**Written request:** Repeat the entire listing exactly as written.

**Supplied records:**
- - -

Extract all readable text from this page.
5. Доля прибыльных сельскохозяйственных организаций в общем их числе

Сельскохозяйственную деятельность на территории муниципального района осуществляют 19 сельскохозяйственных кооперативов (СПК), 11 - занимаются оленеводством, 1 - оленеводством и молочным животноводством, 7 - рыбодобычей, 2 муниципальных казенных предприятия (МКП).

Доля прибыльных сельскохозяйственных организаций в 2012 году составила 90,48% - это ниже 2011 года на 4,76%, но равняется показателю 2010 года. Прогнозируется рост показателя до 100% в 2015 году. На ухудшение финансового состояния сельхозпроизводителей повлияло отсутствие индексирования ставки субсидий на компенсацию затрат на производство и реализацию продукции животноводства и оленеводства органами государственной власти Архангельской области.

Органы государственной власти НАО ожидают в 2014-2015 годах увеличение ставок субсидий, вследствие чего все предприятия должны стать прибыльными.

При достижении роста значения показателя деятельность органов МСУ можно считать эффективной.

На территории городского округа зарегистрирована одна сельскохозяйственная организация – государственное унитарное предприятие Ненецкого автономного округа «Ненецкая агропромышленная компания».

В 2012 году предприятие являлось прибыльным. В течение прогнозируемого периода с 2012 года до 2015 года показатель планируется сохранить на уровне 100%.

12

- - -

**Solution to the problem:**
Extract all readable text from this page.
5. Доля прибыльных сельскохозяйственных организаций в общем их числе

Сельскохозяйственную деятельность на территории муниципального района осуществляют 19 сельскохозяйственных кооперативов (СПК), 11 - занимаются оленеводством, 1 - оленеводством и молочным животноводством, 7 - рыбодобычей, 2 муниципальных казенных предприятия (МКП).

Доля прибыльных сельскохозяйственных организаций в 2012 году составила 90,48% - это ниже 2011 года на 4,76%, но равняется показателю 2010 года. Прогнозируется рост показателя до 100% в 2015 году. На ухудшение финансового состояния сельхозпроизводителей повлияло отсутствие индексирования ставки субсидий на компенсацию затрат на производство и реализацию продукции животноводства и оленеводства органами государственной власти Архангельской области.

Органы государственной власти НАО ожидают в 2014-2015 годах увеличение ставок субсидий, вследствие чего все предприятия должны стать прибыльными.

При достижении роста значения показателя деятельность органов МСУ можно считать эффективной.

На территории городского округа зарегистрирована одна сельскохозяйственная организация – государственное унитарное предприятие Ненецкого автономного округа «Ненецкая агропромышленная компания».

В 2012 году предприятие являлось прибыльным. В течение прогнозируемого периода с 2012 года до 2015 года показатель планируется сохранить на уровне 100%.

12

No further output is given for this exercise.